Skip the pictures and extract all of the lines exactly as written.

— Start SUPPLIED MATERIAL —

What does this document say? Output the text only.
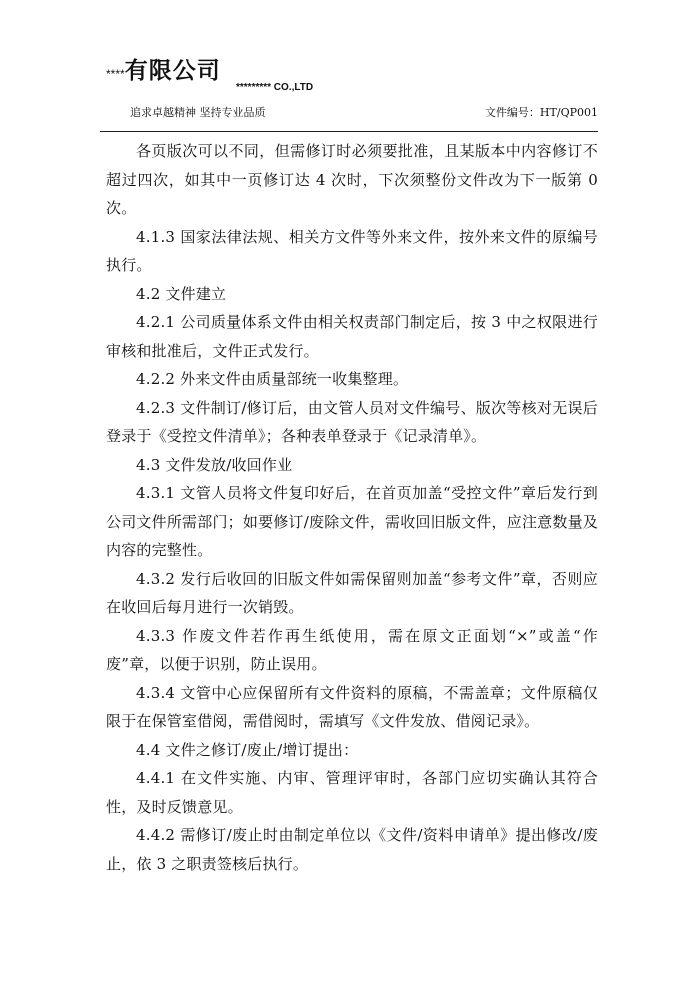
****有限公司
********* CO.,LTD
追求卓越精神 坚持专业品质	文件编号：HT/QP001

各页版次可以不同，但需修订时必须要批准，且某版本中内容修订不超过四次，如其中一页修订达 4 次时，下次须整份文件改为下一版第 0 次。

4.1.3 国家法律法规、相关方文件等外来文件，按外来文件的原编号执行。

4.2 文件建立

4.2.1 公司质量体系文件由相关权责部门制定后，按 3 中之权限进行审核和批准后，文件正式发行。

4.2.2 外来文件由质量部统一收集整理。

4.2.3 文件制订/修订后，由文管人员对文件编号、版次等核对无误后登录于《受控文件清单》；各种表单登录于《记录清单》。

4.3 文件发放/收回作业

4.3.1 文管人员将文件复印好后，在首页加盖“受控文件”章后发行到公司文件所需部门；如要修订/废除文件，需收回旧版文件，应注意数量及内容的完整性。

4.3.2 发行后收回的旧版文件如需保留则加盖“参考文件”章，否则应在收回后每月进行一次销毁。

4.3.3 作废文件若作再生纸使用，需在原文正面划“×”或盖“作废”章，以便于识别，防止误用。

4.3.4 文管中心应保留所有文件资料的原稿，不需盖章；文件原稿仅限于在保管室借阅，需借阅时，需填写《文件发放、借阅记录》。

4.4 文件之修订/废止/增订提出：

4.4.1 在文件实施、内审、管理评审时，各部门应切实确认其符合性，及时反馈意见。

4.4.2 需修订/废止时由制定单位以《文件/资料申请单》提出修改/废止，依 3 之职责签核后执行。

— End SUPPLIED MATERIAL —

OUTPUT FOR THIS TASK:
What does this document say? Output the text only.
****有限公司
********* CO.,LTD
追求卓越精神 坚持专业品质	文件编号：HT/QP001

各页版次可以不同，但需修订时必须要批准，且某版本中内容修订不超过四次，如其中一页修订达 4 次时，下次须整份文件改为下一版第 0 次。

4.1.3 国家法律法规、相关方文件等外来文件，按外来文件的原编号执行。

4.2 文件建立

4.2.1 公司质量体系文件由相关权责部门制定后，按 3 中之权限进行审核和批准后，文件正式发行。

4.2.2 外来文件由质量部统一收集整理。

4.2.3 文件制订/修订后，由文管人员对文件编号、版次等核对无误后登录于《受控文件清单》；各种表单登录于《记录清单》。

4.3 文件发放/收回作业

4.3.1 文管人员将文件复印好后，在首页加盖“受控文件”章后发行到公司文件所需部门；如要修订/废除文件，需收回旧版文件，应注意数量及内容的完整性。

4.3.2 发行后收回的旧版文件如需保留则加盖“参考文件”章，否则应在收回后每月进行一次销毁。

4.3.3 作废文件若作再生纸使用，需在原文正面划“×”或盖“作废”章，以便于识别，防止误用。

4.3.4 文管中心应保留所有文件资料的原稿，不需盖章；文件原稿仅限于在保管室借阅，需借阅时，需填写《文件发放、借阅记录》。

4.4 文件之修订/废止/增订提出：

4.4.1 在文件实施、内审、管理评审时，各部门应切实确认其符合性，及时反馈意见。

4.4.2 需修订/废止时由制定单位以《文件/资料申请单》提出修改/废止，依 3 之职责签核后执行。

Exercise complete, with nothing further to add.